## Start
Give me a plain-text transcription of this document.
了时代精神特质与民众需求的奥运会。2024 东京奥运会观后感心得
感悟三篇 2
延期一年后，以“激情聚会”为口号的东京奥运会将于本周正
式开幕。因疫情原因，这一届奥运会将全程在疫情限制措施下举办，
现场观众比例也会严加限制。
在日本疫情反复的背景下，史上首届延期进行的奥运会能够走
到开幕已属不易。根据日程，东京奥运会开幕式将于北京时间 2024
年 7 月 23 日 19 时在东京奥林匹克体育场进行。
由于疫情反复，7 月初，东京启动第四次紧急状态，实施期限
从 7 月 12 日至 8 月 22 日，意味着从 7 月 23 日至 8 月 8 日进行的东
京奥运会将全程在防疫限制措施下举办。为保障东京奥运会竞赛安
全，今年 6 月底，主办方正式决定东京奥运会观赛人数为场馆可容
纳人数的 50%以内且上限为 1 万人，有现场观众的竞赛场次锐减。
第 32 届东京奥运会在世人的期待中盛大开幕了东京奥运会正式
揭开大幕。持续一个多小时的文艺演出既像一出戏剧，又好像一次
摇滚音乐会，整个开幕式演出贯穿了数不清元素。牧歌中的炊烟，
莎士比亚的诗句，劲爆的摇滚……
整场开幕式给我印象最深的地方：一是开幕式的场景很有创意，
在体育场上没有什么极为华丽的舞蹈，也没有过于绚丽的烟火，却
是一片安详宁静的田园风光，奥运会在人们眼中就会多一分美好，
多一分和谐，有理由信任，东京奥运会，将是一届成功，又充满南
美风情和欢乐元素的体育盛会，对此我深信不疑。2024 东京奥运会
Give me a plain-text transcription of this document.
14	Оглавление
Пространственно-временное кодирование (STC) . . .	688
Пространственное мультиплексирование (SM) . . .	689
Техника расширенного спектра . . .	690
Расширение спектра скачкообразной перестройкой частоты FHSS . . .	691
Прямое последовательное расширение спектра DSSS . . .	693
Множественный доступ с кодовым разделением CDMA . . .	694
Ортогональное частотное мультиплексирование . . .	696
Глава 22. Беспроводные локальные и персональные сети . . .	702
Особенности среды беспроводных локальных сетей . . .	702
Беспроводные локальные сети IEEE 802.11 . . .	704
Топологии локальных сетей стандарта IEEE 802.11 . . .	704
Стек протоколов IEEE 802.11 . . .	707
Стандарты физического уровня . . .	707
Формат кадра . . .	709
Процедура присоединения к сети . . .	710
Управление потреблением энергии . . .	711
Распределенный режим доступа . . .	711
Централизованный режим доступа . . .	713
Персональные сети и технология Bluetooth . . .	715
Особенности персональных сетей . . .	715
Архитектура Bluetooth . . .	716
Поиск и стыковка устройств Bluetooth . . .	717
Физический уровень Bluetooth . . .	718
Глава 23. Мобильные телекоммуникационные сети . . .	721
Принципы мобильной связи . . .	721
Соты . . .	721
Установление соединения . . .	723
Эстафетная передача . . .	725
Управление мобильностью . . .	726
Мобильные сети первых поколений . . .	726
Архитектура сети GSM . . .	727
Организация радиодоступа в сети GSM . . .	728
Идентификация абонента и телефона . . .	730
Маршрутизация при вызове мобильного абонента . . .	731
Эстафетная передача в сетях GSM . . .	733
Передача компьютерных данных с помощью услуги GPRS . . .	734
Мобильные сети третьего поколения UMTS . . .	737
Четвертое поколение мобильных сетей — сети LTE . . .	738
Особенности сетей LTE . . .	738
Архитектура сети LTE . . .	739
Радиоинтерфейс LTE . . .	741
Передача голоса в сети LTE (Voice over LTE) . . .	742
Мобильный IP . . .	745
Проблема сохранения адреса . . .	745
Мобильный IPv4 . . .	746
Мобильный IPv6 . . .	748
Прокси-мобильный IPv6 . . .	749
## End
#### AIM
Extract the full listing and reproduce each line exactly.

#### ANSWER FOR THIS EXERCISE
Give me a plain-text transcription of this document.
了时代精神特质与民众需求的奥运会。2024 东京奥运会观后感心得
感悟三篇 2
延期一年后，以“激情聚会”为口号的东京奥运会将于本周正
式开幕。因疫情原因，这一届奥运会将全程在疫情限制措施下举办，
现场观众比例也会严加限制。
在日本疫情反复的背景下，史上首届延期进行的奥运会能够走
到开幕已属不易。根据日程，东京奥运会开幕式将于北京时间 2024
年 7 月 23 日 19 时在东京奥林匹克体育场进行。
由于疫情反复，7 月初，东京启动第四次紧急状态，实施期限
从 7 月 12 日至 8 月 22 日，意味着从 7 月 23 日至 8 月 8 日进行的东
京奥运会将全程在防疫限制措施下举办。为保障东京奥运会竞赛安
全，今年 6 月底，主办方正式决定东京奥运会观赛人数为场馆可容
纳人数的 50%以内且上限为 1 万人，有现场观众的竞赛场次锐减。
第 32 届东京奥运会在世人的期待中盛大开幕了东京奥运会正式
揭开大幕。持续一个多小时的文艺演出既像一出戏剧，又好像一次
摇滚音乐会，整个开幕式演出贯穿了数不清元素。牧歌中的炊烟，
莎士比亚的诗句，劲爆的摇滚……
整场开幕式给我印象最深的地方：一是开幕式的场景很有创意，
在体育场上没有什么极为华丽的舞蹈，也没有过于绚丽的烟火，却
是一片安详宁静的田园风光，奥运会在人们眼中就会多一分美好，
多一分和谐，有理由信任，东京奥运会，将是一届成功，又充满南
美风情和欢乐元素的体育盛会，对此我深信不疑。2024 东京奥运会
Give me a plain-text transcription of this document.
14	Оглавление
Пространственно-временное кодирование (STC) . . .	688
Пространственное мультиплексирование (SM) . . .	689
Техника расширенного спектра . . .	690
Расширение спектра скачкообразной перестройкой частоты FHSS . . .	691
Прямое последовательное расширение спектра DSSS . . .	693
Множественный доступ с кодовым разделением CDMA . . .	694
Ортогональное частотное мультиплексирование . . .	696
Глава 22. Беспроводные локальные и персональные сети . . .	702
Особенности среды беспроводных локальных сетей . . .	702
Беспроводные локальные сети IEEE 802.11 . . .	704
Топологии локальных сетей стандарта IEEE 802.11 . . .	704
Стек протоколов IEEE 802.11 . . .	707
Стандарты физического уровня . . .	707
Формат кадра . . .	709
Процедура присоединения к сети . . .	710
Управление потреблением энергии . . .	711
Распределенный режим доступа . . .	711
Централизованный режим доступа . . .	713
Персональные сети и технология Bluetooth . . .	715
Особенности персональных сетей . . .	715
Архитектура Bluetooth . . .	716
Поиск и стыковка устройств Bluetooth . . .	717
Физический уровень Bluetooth . . .	718
Глава 23. Мобильные телекоммуникационные сети . . .	721
Принципы мобильной связи . . .	721
Соты . . .	721
Установление соединения . . .	723
Эстафетная передача . . .	725
Управление мобильностью . . .	726
Мобильные сети первых поколений . . .	726
Архитектура сети GSM . . .	727
Организация радиодоступа в сети GSM . . .	728
Идентификация абонента и телефона . . .	730
Маршрутизация при вызове мобильного абонента . . .	731
Эстафетная передача в сетях GSM . . .	733
Передача компьютерных данных с помощью услуги GPRS . . .	734
Мобильные сети третьего поколения UMTS . . .	737
Четвертое поколение мобильных сетей — сети LTE . . .	738
Особенности сетей LTE . . .	738
Архитектура сети LTE . . .	739
Радиоинтерфейс LTE . . .	741
Передача голоса в сети LTE (Voice over LTE) . . .	742
Мобильный IP . . .	745
Проблема сохранения адреса . . .	745
Мобильный IPv4 . . .	746
Мобильный IPv6 . . .	748
Прокси-мобильный IPv6 . . .	749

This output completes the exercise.